*SET EXERCISE:* Report every line below that holds the word "коэффициент".

(Stored data entries)
** begin **
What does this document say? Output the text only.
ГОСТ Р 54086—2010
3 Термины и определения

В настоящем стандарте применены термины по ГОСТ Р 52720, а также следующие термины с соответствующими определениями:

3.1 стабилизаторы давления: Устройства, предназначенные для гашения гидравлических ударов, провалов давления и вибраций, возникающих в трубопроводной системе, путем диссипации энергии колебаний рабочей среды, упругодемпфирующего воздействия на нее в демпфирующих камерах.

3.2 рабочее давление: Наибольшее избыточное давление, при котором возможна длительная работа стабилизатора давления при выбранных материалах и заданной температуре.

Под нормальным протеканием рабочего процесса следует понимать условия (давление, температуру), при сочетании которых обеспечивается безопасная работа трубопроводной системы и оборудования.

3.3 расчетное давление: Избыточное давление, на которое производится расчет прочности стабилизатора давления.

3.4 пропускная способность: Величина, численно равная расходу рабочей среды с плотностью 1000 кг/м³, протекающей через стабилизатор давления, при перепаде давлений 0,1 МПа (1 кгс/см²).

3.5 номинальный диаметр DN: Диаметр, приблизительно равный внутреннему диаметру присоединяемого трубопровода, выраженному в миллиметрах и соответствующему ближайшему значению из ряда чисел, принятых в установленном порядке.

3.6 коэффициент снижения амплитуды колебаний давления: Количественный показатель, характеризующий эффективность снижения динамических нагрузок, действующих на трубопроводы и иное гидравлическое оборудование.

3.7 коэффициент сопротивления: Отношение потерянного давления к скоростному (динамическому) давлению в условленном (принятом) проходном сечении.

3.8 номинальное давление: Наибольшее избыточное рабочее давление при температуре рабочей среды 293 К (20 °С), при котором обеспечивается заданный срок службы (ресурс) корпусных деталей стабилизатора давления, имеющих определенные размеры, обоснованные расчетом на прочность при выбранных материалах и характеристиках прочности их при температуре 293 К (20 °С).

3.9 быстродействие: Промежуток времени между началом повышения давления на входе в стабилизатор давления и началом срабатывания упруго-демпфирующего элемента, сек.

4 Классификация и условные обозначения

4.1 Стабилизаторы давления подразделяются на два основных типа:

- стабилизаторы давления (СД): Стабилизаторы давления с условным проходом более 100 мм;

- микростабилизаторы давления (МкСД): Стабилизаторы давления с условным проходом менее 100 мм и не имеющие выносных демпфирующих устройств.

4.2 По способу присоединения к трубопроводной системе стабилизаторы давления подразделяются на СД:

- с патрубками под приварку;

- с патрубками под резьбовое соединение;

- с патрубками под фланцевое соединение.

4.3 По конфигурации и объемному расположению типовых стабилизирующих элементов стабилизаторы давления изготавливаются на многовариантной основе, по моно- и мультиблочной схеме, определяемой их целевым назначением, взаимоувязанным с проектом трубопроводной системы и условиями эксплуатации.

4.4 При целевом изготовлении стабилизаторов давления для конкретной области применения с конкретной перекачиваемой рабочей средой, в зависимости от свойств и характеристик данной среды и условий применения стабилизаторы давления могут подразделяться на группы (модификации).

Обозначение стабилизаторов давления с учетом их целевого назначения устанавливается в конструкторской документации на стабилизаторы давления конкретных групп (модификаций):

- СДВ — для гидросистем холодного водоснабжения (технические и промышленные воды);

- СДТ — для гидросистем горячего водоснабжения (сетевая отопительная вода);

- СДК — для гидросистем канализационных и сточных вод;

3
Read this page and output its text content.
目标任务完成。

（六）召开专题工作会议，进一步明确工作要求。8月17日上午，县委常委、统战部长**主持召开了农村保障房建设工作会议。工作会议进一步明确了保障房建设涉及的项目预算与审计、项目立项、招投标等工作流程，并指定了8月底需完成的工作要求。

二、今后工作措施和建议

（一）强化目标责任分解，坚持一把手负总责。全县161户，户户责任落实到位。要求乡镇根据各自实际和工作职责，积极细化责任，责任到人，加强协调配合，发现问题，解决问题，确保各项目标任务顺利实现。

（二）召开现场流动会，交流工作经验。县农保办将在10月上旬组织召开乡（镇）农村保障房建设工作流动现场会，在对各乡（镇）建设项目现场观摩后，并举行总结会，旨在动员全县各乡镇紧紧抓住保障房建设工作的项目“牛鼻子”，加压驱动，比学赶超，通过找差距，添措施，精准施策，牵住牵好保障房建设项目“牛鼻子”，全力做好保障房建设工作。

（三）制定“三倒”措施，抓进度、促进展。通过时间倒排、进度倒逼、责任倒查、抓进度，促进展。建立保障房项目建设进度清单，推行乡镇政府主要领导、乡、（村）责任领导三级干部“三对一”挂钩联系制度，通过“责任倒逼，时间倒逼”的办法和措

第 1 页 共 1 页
** end **
*RESPONSE:*
3.6 коэффициент снижения амплитуды колебаний давления: Количественный показатель, характеризующий эффективность снижения динамических нагрузок, действующих на трубопроводы и иное гидравлическое оборудование.
3.7 коэффициент сопротивления: Отношение потерянного давления к скоростному (динамическому) давлению в условленном (принятом) проходном сечении.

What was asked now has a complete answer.